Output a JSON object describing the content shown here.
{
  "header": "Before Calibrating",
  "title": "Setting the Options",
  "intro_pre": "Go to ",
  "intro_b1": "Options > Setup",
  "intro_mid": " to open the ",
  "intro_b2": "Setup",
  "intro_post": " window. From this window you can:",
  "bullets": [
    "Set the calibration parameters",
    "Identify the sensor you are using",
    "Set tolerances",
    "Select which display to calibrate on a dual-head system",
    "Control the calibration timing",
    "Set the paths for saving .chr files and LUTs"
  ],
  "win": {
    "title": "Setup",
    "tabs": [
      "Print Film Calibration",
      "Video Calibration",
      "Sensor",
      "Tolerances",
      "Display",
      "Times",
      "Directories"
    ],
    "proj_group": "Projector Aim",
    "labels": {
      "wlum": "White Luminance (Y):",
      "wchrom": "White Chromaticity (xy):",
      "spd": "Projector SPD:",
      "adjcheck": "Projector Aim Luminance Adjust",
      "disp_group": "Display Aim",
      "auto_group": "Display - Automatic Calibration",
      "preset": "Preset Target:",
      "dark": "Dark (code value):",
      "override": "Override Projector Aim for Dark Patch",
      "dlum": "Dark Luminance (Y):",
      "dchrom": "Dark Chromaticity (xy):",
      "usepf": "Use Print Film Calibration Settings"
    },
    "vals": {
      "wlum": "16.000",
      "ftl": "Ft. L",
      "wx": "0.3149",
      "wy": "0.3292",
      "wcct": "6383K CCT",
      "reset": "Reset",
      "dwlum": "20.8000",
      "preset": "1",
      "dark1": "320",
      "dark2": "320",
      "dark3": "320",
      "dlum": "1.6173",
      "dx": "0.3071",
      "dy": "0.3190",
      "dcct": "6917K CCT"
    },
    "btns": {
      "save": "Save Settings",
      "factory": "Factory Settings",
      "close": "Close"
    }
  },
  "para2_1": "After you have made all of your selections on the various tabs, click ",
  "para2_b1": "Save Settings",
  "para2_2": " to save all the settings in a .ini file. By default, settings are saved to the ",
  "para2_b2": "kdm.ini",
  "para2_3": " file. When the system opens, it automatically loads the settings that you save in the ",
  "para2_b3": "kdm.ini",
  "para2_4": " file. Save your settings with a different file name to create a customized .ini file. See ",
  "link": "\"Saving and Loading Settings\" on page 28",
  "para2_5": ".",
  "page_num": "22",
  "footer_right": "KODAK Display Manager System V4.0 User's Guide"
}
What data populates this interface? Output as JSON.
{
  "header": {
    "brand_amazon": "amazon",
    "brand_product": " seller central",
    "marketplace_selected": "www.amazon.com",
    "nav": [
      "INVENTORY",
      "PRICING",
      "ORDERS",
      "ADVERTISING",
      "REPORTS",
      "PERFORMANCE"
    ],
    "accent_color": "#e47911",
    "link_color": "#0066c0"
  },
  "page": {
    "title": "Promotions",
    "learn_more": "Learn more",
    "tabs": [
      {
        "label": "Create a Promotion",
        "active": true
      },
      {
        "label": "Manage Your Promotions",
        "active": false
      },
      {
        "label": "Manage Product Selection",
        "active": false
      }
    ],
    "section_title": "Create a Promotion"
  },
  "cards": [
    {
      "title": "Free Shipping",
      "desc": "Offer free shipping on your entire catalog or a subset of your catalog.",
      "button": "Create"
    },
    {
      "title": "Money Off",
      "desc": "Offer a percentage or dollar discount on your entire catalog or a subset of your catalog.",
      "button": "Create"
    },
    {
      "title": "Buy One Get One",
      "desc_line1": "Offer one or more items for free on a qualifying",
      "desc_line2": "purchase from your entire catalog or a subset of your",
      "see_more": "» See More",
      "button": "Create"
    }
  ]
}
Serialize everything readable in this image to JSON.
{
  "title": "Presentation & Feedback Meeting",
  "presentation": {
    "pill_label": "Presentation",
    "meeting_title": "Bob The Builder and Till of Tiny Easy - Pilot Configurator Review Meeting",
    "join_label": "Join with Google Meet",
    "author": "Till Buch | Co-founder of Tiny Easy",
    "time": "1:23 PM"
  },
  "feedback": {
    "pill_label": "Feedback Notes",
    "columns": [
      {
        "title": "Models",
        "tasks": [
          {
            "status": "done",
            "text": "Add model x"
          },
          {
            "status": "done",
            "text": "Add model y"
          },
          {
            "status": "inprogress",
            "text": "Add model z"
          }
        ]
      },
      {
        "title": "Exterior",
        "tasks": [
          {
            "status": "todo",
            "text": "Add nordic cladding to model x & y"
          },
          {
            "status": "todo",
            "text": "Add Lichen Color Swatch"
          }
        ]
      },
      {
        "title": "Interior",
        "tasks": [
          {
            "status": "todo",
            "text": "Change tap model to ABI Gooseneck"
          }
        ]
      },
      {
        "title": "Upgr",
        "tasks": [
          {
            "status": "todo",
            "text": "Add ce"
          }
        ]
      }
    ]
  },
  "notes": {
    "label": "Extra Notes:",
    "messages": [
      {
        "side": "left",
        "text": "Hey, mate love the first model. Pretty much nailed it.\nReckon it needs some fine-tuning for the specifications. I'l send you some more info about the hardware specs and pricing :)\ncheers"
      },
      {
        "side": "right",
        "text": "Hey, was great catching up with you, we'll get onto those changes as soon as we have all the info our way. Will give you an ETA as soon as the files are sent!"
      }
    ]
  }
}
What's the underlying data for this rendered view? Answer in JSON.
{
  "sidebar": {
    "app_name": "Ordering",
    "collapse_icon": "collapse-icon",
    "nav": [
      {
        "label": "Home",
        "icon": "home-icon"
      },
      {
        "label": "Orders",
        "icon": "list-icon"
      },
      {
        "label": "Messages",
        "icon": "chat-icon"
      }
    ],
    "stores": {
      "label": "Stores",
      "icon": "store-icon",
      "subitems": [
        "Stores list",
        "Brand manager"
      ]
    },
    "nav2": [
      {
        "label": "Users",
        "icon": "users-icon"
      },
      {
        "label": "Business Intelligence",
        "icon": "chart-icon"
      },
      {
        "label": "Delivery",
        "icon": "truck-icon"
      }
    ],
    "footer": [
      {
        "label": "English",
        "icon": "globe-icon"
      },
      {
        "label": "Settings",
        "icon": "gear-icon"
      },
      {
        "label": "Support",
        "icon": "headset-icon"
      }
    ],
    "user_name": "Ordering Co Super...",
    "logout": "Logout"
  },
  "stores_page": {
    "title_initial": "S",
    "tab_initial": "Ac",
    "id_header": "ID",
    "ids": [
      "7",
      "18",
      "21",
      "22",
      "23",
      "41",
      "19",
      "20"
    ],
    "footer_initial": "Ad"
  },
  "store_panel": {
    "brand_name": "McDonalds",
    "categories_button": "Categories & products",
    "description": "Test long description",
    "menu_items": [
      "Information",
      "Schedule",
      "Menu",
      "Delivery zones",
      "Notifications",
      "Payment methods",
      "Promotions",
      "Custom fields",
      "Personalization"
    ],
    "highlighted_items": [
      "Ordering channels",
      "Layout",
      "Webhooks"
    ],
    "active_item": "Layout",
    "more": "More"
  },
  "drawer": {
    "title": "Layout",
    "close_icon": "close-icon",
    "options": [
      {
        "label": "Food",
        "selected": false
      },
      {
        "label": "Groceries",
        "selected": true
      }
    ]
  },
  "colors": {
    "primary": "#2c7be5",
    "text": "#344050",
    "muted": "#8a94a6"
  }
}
+===+
[WHAT THE TASK REQUIRES] Of the lines in the data above, how many contain the word "Easy"? Give only that figure.

[FULL SOLUTION] 2